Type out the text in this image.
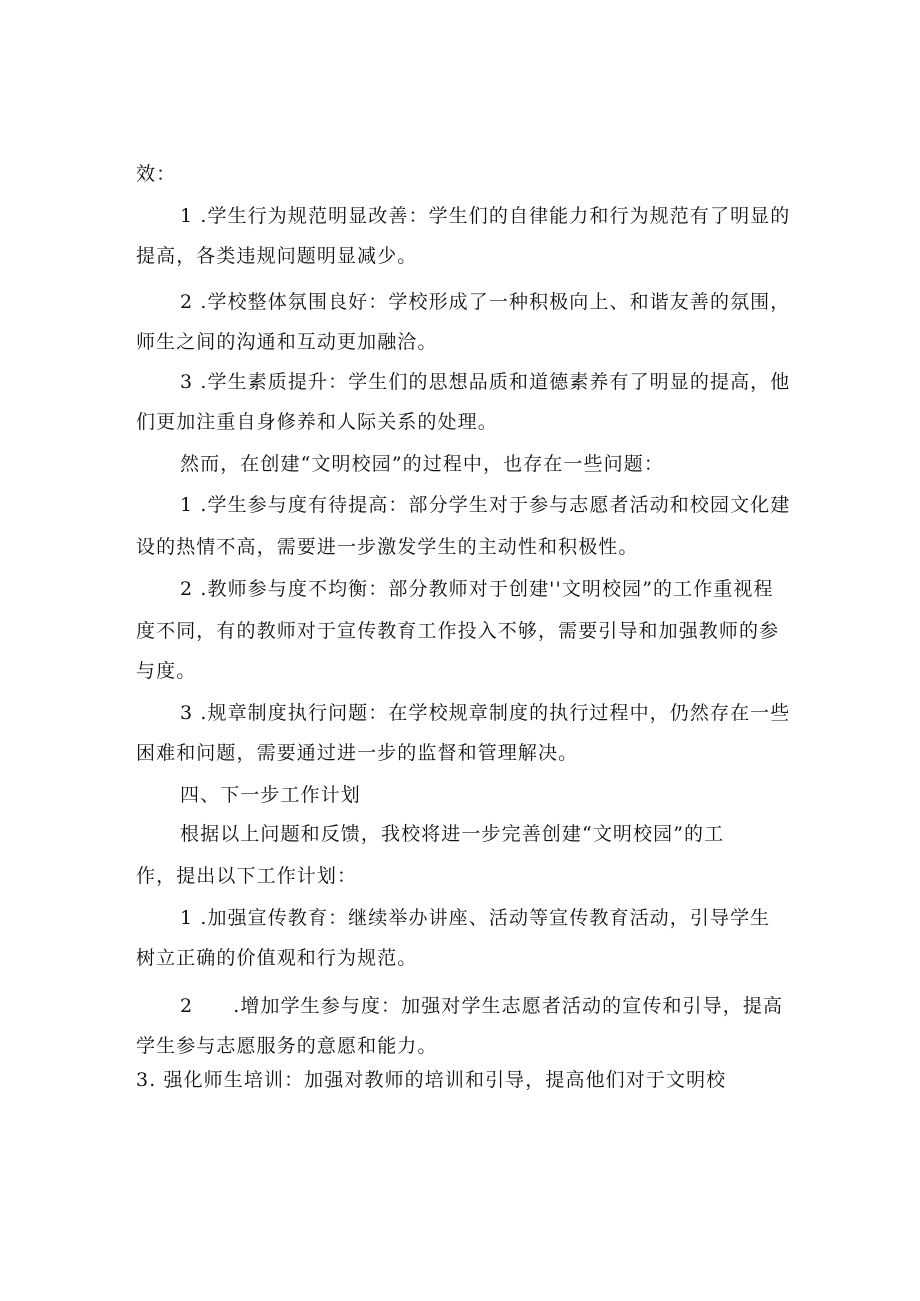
效：
1 .学生行为规范明显改善：学生们的自律能力和行为规范有了明显的
提高，各类违规问题明显减少。
2 .学校整体氛围良好：学校形成了一种积极向上、和谐友善的氛围，
师生之间的沟通和互动更加融洽。
3 .学生素质提升：学生们的思想品质和道德素养有了明显的提高，他
们更加注重自身修养和人际关系的处理。
然而，在创建“文明校园”的过程中，也存在一些问题：
1 .学生参与度有待提高：部分学生对于参与志愿者活动和校园文化建
设的热情不高，需要进一步激发学生的主动性和积极性。
2 .教师参与度不均衡：部分教师对于创建''文明校园”的工作重视程
度不同，有的教师对于宣传教育工作投入不够，需要引导和加强教师的参
与度。
3 .规章制度执行问题：在学校规章制度的执行过程中，仍然存在一些
困难和问题，需要通过进一步的监督和管理解决。
四、下一步工作计划
根据以上问题和反馈，我校将进一步完善创建“文明校园”的工
作，提出以下工作计划：
1 .加强宣传教育：继续举办讲座、活动等宣传教育活动，引导学生
树立正确的价值观和行为规范。
2 .增加学生参与度：加强对学生志愿者活动的宣传和引导，提高
学生参与志愿服务的意愿和能力。
3. 强化师生培训：加强对教师的培训和引导，提高他们对于文明校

● ● ● ● ●

**INSTRUCTION:**
Output the records above exactly; leave out the pictures.

**WORKED SOLUTION:**
Type out the text in this image.
效：
1 .学生行为规范明显改善：学生们的自律能力和行为规范有了明显的
提高，各类违规问题明显减少。
2 .学校整体氛围良好：学校形成了一种积极向上、和谐友善的氛围，
师生之间的沟通和互动更加融洽。
3 .学生素质提升：学生们的思想品质和道德素养有了明显的提高，他
们更加注重自身修养和人际关系的处理。
然而，在创建“文明校园”的过程中，也存在一些问题：
1 .学生参与度有待提高：部分学生对于参与志愿者活动和校园文化建
设的热情不高，需要进一步激发学生的主动性和积极性。
2 .教师参与度不均衡：部分教师对于创建''文明校园”的工作重视程
度不同，有的教师对于宣传教育工作投入不够，需要引导和加强教师的参
与度。
3 .规章制度执行问题：在学校规章制度的执行过程中，仍然存在一些
困难和问题，需要通过进一步的监督和管理解决。
四、下一步工作计划
根据以上问题和反馈，我校将进一步完善创建“文明校园”的工
作，提出以下工作计划：
1 .加强宣传教育：继续举办讲座、活动等宣传教育活动，引导学生
树立正确的价值观和行为规范。
2 .增加学生参与度：加强对学生志愿者活动的宣传和引导，提高
学生参与志愿服务的意愿和能力。
3. 强化师生培训：加强对教师的培训和引导，提高他们对于文明校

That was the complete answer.